┌─ Data to use
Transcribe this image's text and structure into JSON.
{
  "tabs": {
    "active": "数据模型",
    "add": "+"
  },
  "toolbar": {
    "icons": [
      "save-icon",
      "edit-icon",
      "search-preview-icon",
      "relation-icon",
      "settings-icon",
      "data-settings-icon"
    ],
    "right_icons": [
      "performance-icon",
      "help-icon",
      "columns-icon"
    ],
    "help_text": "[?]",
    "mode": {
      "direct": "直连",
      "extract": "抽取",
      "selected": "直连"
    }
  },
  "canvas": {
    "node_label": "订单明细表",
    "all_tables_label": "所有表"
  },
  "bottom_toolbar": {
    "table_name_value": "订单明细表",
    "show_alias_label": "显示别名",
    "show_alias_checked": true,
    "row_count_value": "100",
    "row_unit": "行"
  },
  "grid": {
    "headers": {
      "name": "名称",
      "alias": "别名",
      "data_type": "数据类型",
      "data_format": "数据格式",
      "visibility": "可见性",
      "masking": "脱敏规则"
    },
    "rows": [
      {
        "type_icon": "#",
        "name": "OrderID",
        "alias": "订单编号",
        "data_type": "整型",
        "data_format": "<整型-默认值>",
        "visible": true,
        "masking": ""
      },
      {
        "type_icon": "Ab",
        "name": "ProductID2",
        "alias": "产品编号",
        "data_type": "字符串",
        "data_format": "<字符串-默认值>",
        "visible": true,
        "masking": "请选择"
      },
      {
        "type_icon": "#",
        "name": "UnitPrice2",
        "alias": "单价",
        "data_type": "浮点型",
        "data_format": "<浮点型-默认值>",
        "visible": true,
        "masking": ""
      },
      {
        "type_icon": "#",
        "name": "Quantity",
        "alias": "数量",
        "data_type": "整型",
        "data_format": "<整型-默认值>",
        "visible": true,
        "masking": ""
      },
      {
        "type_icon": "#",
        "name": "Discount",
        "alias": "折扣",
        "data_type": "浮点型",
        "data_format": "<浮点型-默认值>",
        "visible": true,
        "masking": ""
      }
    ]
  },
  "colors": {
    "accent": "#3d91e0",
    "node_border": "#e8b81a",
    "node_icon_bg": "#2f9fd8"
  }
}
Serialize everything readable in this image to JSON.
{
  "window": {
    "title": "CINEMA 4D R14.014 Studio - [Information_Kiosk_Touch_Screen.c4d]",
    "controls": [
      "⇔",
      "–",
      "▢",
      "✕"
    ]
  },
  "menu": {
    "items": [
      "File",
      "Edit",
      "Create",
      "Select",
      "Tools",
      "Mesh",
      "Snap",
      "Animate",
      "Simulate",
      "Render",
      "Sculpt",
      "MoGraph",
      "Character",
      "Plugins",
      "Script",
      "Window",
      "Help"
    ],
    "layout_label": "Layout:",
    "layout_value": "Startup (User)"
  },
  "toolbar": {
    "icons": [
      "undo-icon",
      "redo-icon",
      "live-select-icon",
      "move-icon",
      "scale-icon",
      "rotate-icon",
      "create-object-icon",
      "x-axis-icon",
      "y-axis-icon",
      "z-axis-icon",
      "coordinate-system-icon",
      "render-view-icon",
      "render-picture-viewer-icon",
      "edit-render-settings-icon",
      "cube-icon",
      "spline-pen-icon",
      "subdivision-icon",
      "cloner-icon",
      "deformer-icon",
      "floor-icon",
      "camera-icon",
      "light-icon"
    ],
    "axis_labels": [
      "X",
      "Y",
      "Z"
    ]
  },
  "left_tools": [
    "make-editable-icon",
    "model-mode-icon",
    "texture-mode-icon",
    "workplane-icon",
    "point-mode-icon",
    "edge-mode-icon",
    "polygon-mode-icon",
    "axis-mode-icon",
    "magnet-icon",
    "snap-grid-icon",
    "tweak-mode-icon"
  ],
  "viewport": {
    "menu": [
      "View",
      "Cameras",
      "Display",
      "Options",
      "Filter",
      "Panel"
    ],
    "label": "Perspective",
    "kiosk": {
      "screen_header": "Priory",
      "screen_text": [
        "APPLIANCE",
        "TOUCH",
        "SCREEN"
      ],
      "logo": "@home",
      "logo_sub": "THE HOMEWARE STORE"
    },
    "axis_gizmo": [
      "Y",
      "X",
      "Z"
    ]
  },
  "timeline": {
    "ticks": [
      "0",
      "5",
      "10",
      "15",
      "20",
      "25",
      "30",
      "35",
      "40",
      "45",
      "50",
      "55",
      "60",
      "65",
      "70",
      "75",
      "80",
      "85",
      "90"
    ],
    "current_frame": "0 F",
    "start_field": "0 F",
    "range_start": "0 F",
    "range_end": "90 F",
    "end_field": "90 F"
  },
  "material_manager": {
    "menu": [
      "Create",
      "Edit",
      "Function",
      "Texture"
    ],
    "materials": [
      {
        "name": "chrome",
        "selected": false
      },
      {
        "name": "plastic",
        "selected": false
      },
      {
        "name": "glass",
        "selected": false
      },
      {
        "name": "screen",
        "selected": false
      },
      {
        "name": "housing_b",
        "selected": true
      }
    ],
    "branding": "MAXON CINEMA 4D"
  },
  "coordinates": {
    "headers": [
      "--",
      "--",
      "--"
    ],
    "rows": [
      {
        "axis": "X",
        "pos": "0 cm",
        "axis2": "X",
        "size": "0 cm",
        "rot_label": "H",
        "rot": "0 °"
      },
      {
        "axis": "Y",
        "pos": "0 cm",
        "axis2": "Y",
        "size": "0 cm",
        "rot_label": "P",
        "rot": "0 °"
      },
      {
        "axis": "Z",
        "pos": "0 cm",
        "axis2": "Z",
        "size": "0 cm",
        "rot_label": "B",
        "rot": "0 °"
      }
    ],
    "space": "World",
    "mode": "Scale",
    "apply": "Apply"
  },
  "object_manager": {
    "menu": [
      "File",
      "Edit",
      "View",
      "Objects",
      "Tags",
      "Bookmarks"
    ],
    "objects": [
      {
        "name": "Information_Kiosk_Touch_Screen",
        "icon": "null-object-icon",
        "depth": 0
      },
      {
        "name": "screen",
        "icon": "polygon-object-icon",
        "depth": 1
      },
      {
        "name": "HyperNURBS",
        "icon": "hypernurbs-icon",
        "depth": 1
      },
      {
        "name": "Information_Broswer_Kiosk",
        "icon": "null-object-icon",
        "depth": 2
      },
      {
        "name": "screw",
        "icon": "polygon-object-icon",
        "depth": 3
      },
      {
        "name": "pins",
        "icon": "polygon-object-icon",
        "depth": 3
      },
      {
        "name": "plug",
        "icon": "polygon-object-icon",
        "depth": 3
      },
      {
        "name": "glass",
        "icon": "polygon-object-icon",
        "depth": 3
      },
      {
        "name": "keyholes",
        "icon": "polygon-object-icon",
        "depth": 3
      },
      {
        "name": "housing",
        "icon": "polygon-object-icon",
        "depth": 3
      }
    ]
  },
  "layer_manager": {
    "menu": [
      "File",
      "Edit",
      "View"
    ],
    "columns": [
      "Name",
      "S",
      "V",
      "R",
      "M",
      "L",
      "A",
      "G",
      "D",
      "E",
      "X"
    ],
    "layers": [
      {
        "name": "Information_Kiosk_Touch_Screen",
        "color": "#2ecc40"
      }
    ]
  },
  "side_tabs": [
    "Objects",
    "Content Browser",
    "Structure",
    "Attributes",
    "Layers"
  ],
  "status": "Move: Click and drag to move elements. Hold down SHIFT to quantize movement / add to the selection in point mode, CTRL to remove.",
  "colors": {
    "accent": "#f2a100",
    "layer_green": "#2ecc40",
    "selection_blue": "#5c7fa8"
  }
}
└─
__Work required__: All of the entries must be written out exactly as they stand.

__Task result__:
Transcribe this image's text and structure into JSON.
{
  "tabs": {
    "active": "数据模型",
    "add": "+"
  },
  "toolbar": {
    "icons": [
      "save-icon",
      "edit-icon",
      "search-preview-icon",
      "relation-icon",
      "settings-icon",
      "data-settings-icon"
    ],
    "right_icons": [
      "performance-icon",
      "help-icon",
      "columns-icon"
    ],
    "help_text": "[?]",
    "mode": {
      "direct": "直连",
      "extract": "抽取",
      "selected": "直连"
    }
  },
  "canvas": {
    "node_label": "订单明细表",
    "all_tables_label": "所有表"
  },
  "bottom_toolbar": {
    "table_name_value": "订单明细表",
    "show_alias_label": "显示别名",
    "show_alias_checked": true,
    "row_count_value": "100",
    "row_unit": "行"
  },
  "grid": {
    "headers": {
      "name": "名称",
      "alias": "别名",
      "data_type": "数据类型",
      "data_format": "数据格式",
      "visibility": "可见性",
      "masking": "脱敏规则"
    },
    "rows": [
      {
        "type_icon": "#",
        "name": "OrderID",
        "alias": "订单编号",
        "data_type": "整型",
        "data_format": "<整型-默认值>",
        "visible": true,
        "masking": ""
      },
      {
        "type_icon": "Ab",
        "name": "ProductID2",
        "alias": "产品编号",
        "data_type": "字符串",
        "data_format": "<字符串-默认值>",
        "visible": true,
        "masking": "请选择"
      },
      {
        "type_icon": "#",
        "name": "UnitPrice2",
        "alias": "单价",
        "data_type": "浮点型",
        "data_format": "<浮点型-默认值>",
        "visible": true,
        "masking": ""
      },
      {
        "type_icon": "#",
        "name": "Quantity",
        "alias": "数量",
        "data_type": "整型",
        "data_format": "<整型-默认值>",
        "visible": true,
        "masking": ""
      },
      {
        "type_icon": "#",
        "name": "Discount",
        "alias": "折扣",
        "data_type": "浮点型",
        "data_format": "<浮点型-默认值>",
        "visible": true,
        "masking": ""
      }
    ]
  },
  "colors": {
    "accent": "#3d91e0",
    "node_border": "#e8b81a",
    "node_icon_bg": "#2f9fd8"
  }
}
Serialize everything readable in this image to JSON.
{
  "window": {
    "title": "CINEMA 4D R14.014 Studio - [Information_Kiosk_Touch_Screen.c4d]",
    "controls": [
      "⇔",
      "–",
      "▢",
      "✕"
    ]
  },
  "menu": {
    "items": [
      "File",
      "Edit",
      "Create",
      "Select",
      "Tools",
      "Mesh",
      "Snap",
      "Animate",
      "Simulate",
      "Render",
      "Sculpt",
      "MoGraph",
      "Character",
      "Plugins",
      "Script",
      "Window",
      "Help"
    ],
    "layout_label": "Layout:",
    "layout_value": "Startup (User)"
  },
  "toolbar": {
    "icons": [
      "undo-icon",
      "redo-icon",
      "live-select-icon",
      "move-icon",
      "scale-icon",
      "rotate-icon",
      "create-object-icon",
      "x-axis-icon",
      "y-axis-icon",
      "z-axis-icon",
      "coordinate-system-icon",
      "render-view-icon",
      "render-picture-viewer-icon",
      "edit-render-settings-icon",
      "cube-icon",
      "spline-pen-icon",
      "subdivision-icon",
      "cloner-icon",
      "deformer-icon",
      "floor-icon",
      "camera-icon",
      "light-icon"
    ],
    "axis_labels": [
      "X",
      "Y",
      "Z"
    ]
  },
  "left_tools": [
    "make-editable-icon",
    "model-mode-icon",
    "texture-mode-icon",
    "workplane-icon",
    "point-mode-icon",
    "edge-mode-icon",
    "polygon-mode-icon",
    "axis-mode-icon",
    "magnet-icon",
    "snap-grid-icon",
    "tweak-mode-icon"
  ],
  "viewport": {
    "menu": [
      "View",
      "Cameras",
      "Display",
      "Options",
      "Filter",
      "Panel"
    ],
    "label": "Perspective",
    "kiosk": {
      "screen_header": "Priory",
      "screen_text": [
        "APPLIANCE",
        "TOUCH",
        "SCREEN"
      ],
      "logo": "@home",
      "logo_sub": "THE HOMEWARE STORE"
    },
    "axis_gizmo": [
      "Y",
      "X",
      "Z"
    ]
  },
  "timeline": {
    "ticks": [
      "0",
      "5",
      "10",
      "15",
      "20",
      "25",
      "30",
      "35",
      "40",
      "45",
      "50",
      "55",
      "60",
      "65",
      "70",
      "75",
      "80",
      "85",
      "90"
    ],
    "current_frame": "0 F",
    "start_field": "0 F",
    "range_start": "0 F",
    "range_end": "90 F",
    "end_field": "90 F"
  },
  "material_manager": {
    "menu": [
      "Create",
      "Edit",
      "Function",
      "Texture"
    ],
    "materials": [
      {
        "name": "chrome",
        "selected": false
      },
      {
        "name": "plastic",
        "selected": false
      },
      {
        "name": "glass",
        "selected": false
      },
      {
        "name": "screen",
        "selected": false
      },
      {
        "name": "housing_b",
        "selected": true
      }
    ],
    "branding": "MAXON CINEMA 4D"
  },
  "coordinates": {
    "headers": [
      "--",
      "--",
      "--"
    ],
    "rows": [
      {
        "axis": "X",
        "pos": "0 cm",
        "axis2": "X",
        "size": "0 cm",
        "rot_label": "H",
        "rot": "0 °"
      },
      {
        "axis": "Y",
        "pos": "0 cm",
        "axis2": "Y",
        "size": "0 cm",
        "rot_label": "P",
        "rot": "0 °"
      },
      {
        "axis": "Z",
        "pos": "0 cm",
        "axis2": "Z",
        "size": "0 cm",
        "rot_label": "B",
        "rot": "0 °"
      }
    ],
    "space": "World",
    "mode": "Scale",
    "apply": "Apply"
  },
  "object_manager": {
    "menu": [
      "File",
      "Edit",
      "View",
      "Objects",
      "Tags",
      "Bookmarks"
    ],
    "objects": [
      {
        "name": "Information_Kiosk_Touch_Screen",
        "icon": "null-object-icon",
        "depth": 0
      },
      {
        "name": "screen",
        "icon": "polygon-object-icon",
        "depth": 1
      },
      {
        "name": "HyperNURBS",
        "icon": "hypernurbs-icon",
        "depth": 1
      },
      {
        "name": "Information_Broswer_Kiosk",
        "icon": "null-object-icon",
        "depth": 2
      },
      {
        "name": "screw",
        "icon": "polygon-object-icon",
        "depth": 3
      },
      {
        "name": "pins",
        "icon": "polygon-object-icon",
        "depth": 3
      },
      {
        "name": "plug",
        "icon": "polygon-object-icon",
        "depth": 3
      },
      {
        "name": "glass",
        "icon": "polygon-object-icon",
        "depth": 3
      },
      {
        "name": "keyholes",
        "icon": "polygon-object-icon",
        "depth": 3
      },
      {
        "name": "housing",
        "icon": "polygon-object-icon",
        "depth": 3
      }
    ]
  },
  "layer_manager": {
    "menu": [
      "File",
      "Edit",
      "View"
    ],
    "columns": [
      "Name",
      "S",
      "V",
      "R",
      "M",
      "L",
      "A",
      "G",
      "D",
      "E",
      "X"
    ],
    "layers": [
      {
        "name": "Information_Kiosk_Touch_Screen",
        "color": "#2ecc40"
      }
    ]
  },
  "side_tabs": [
    "Objects",
    "Content Browser",
    "Structure",
    "Attributes",
    "Layers"
  ],
  "status": "Move: Click and drag to move elements. Hold down SHIFT to quantize movement / add to the selection in point mode, CTRL to remove.",
  "colors": {
    "accent": "#f2a100",
    "layer_green": "#2ecc40",
    "selection_blue": "#5c7fa8"
  }
}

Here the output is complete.